- **Brief A**
Please translate this sentence from the text about Huwie below into Spanish: "They loathed each other on sight."
- **Brief B**
Continue the text about Huwie below, picking up right after its final sentence.

- **Text to read**
_ _ _
Huwie
He was a very active puppy, didn't want to sleep at night, (he was actually very good preparation for Gus.) We lived in Old City, near Front Street, in Philadelphia in the early 1990's, before that part of the city was woefully built-up and super-coolified. We took a twice-daily constitutional to the park at Front and Chestnut Streets (elegantly known to local dog owners as "The Poop Park"). The park had been developed during the Bicentennial and promptly neglected thereafter. It was populated by homeless people, who slept around the edges of the park and who would complain in the early mornings when Huw would joyfully and noisily run after a tennis ball and wake them up.
When Huw was a couple of years old, a neighbor told me one day that he (Huw) howled all day long while I was at work. Oh no, he's lonely, I thought. I decided I would get Huw a companion. I contacted the local rescue society and adopted Trevor, another red-headed tri-color Pembroke Welsh Corgi. Trevor was handsome and phlegmatic (though with a dark side that came out later) and athletic - all the things that Huw was not. They loathed each other on sight. Huw didn't cry during the day any more; he probably spent the day sleeping with one eye open to watch his enemy.
_ _ _
- **Supplied information**

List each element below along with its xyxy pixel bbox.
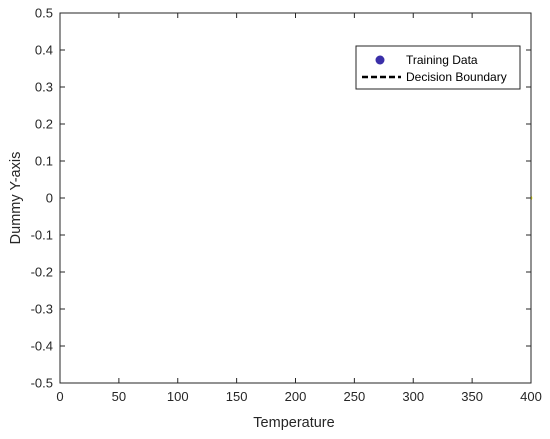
_ _ _
- **Exercise output A**
Se detestaron nada más verse.

- **Exercise output B**
In 1996, I moved to Wheeling, West Virginia, and the dogs of course came with me. Trevor and Huw started getting into pretty vicious fights, and I decided to return Trevor to the rescue society. I didn't want to subject Huw to that. The night after Trevor reurned to the rescue society, as I finished up my shift as a bartender at the local bar, a phone call came in for me. Who would be calling me at 2 in the morning? Why, it was my downstairs neighbors; they wanted to know if I could come home because Huw had been howling all day. Damned if he did; damned if he didn't.
When I moved home after West Virginia, Huw ensconced himself permanently with my parents and stayed after I moved out. I didn't want to subject him to more time alone in an apartment all day, and besides, I don't think my dad would have let me take him. Dad and Huw had a special bond (see January 5 entry).
Huw was funny and affectionate and often worried (I spent a lot of time on walks saying things like, "That's just a trash bag." or "That's just a bush." or "That's just a spare tire." If that wasn't enough to reassure him, I would speak really slowly and ennunciate carefully, "That's....just....a.....trash.....bag...." as if that would make it clearer to him.)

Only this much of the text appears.